■ **YOUR OBJECTIVE**
Identify the lines that contain the string "women" and copy all of them.

Excerpt from a dataset

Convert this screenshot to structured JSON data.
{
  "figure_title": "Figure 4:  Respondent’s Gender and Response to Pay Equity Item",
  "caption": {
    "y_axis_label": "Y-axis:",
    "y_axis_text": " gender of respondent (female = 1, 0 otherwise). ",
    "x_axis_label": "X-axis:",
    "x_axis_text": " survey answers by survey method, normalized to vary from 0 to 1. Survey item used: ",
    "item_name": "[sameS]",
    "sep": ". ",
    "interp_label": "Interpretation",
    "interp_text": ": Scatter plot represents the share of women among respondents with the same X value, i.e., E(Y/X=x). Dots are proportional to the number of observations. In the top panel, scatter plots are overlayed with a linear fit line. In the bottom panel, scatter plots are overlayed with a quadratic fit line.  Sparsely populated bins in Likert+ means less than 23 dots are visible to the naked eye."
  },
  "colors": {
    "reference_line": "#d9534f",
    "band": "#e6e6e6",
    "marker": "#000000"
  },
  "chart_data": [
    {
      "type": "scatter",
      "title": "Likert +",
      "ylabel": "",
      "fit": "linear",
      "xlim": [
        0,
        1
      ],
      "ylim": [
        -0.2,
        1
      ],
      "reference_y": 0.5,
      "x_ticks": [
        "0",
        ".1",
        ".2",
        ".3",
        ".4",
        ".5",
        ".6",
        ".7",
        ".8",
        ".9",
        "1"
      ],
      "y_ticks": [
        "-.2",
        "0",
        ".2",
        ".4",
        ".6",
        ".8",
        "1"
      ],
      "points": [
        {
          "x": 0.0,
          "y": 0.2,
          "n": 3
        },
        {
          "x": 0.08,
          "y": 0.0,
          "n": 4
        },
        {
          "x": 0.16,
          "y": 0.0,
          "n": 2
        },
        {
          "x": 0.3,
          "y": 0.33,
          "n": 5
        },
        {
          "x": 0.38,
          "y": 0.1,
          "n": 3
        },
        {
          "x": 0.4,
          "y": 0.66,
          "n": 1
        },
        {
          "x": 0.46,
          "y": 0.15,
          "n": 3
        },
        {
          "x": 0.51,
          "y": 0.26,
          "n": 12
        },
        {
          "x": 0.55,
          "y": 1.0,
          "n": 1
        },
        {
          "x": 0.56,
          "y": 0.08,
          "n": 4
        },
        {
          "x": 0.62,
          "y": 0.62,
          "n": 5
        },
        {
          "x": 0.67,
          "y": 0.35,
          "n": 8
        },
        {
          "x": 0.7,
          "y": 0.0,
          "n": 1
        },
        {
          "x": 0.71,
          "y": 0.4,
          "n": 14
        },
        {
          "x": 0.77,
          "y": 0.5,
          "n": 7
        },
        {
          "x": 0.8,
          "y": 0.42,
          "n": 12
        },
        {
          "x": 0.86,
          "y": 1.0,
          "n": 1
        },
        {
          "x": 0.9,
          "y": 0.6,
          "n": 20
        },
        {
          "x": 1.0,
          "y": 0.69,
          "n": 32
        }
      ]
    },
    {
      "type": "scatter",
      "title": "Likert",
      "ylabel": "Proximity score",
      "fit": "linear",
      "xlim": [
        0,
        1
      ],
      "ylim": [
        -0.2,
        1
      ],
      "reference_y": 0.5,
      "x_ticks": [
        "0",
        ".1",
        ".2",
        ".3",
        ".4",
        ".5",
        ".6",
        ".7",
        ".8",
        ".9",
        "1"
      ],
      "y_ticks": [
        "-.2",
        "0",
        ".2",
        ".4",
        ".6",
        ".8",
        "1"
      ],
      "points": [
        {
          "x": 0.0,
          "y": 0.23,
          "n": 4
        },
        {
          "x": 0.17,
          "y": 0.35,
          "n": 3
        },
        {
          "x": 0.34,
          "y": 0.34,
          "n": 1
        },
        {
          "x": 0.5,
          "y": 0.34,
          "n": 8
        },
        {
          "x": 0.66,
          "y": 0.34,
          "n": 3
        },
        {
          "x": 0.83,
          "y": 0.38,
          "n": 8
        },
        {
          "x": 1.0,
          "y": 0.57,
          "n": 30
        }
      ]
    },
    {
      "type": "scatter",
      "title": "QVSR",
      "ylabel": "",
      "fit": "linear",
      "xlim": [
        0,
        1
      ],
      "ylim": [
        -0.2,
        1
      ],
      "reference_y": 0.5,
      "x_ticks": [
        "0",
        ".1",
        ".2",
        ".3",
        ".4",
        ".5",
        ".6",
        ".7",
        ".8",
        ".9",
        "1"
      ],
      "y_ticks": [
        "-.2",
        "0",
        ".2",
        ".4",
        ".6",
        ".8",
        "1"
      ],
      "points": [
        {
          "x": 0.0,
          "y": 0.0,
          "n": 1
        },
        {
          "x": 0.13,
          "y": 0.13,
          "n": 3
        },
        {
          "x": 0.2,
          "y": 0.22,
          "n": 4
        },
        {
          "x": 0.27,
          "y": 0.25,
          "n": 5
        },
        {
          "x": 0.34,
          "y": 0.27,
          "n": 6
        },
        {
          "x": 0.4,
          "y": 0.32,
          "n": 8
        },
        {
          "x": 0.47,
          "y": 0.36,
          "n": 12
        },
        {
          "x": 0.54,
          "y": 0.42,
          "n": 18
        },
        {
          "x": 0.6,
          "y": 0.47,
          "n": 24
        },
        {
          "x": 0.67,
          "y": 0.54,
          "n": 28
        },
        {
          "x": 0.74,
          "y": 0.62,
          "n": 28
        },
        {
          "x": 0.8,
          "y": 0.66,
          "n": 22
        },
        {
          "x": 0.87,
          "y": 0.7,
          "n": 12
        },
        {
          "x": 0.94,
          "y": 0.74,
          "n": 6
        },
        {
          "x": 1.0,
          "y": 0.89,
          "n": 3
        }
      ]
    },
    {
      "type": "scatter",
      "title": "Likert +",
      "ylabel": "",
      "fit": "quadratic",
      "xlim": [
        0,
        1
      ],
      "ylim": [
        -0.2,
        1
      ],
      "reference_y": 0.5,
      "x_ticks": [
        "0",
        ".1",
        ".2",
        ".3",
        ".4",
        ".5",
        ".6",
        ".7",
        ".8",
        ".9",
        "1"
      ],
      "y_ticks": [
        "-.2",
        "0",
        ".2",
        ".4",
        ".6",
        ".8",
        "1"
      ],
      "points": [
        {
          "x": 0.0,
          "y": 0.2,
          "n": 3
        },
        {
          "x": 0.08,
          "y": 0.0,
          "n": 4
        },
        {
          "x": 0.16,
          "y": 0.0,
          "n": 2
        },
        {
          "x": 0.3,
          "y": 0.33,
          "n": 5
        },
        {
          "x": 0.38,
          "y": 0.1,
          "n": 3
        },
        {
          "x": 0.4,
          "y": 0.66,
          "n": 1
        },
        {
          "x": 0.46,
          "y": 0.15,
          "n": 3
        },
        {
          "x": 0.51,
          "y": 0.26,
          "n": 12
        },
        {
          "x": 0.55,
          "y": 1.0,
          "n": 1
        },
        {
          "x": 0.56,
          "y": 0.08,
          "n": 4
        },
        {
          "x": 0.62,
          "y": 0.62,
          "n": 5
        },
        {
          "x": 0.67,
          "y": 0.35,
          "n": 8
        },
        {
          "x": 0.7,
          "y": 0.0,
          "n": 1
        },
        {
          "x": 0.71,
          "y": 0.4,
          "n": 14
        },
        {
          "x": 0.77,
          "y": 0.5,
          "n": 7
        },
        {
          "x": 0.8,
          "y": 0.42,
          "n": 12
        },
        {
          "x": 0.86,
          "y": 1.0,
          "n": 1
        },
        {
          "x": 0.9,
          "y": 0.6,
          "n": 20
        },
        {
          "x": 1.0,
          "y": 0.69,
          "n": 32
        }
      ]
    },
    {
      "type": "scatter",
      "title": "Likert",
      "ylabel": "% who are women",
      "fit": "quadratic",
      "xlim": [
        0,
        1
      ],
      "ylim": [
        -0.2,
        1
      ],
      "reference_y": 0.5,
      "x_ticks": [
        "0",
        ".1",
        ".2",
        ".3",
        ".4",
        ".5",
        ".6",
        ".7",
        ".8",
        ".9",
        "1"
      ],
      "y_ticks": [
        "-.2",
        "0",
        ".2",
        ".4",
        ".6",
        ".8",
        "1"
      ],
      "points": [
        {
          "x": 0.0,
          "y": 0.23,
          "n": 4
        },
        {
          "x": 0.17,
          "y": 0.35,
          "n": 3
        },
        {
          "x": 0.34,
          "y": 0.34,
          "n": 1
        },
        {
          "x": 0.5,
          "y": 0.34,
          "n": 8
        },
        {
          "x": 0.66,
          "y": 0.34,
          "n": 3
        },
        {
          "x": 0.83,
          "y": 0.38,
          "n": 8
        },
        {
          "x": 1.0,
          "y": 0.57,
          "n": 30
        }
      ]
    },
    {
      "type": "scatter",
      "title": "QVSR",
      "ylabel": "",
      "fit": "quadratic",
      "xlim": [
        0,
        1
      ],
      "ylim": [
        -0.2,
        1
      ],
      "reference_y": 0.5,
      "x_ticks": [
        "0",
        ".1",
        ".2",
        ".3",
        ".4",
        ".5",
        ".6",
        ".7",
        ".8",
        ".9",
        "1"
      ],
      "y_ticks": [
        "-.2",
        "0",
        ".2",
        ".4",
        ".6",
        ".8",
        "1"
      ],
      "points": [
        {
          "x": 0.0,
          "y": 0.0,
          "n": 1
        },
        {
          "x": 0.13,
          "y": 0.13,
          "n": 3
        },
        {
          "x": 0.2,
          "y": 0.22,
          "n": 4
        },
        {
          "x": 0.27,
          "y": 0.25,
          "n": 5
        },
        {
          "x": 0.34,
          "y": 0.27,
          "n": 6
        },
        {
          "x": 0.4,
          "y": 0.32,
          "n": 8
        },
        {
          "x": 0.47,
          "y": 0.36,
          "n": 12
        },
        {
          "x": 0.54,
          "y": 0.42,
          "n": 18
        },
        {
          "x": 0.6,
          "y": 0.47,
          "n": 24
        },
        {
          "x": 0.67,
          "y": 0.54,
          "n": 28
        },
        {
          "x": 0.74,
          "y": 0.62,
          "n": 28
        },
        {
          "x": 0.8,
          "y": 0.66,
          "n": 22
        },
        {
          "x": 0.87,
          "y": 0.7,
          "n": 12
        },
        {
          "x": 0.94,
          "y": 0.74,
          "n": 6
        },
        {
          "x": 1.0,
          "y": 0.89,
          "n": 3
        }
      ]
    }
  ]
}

■ **SOLUTION**
    "interp_text": ": Scatter plot represents the share of women among respondents with the same X value, i.e., E(Y/X=x). Dots are proportional to the number of observations. In the top panel, scatter plots are overlayed with a linear fit line. In the bottom panel, scatter plots are overlayed with a quadratic fit line.  Sparsely populated bins in Likert+ means less than 23 dots are visible to the naked eye."
      "ylabel": "% who are women",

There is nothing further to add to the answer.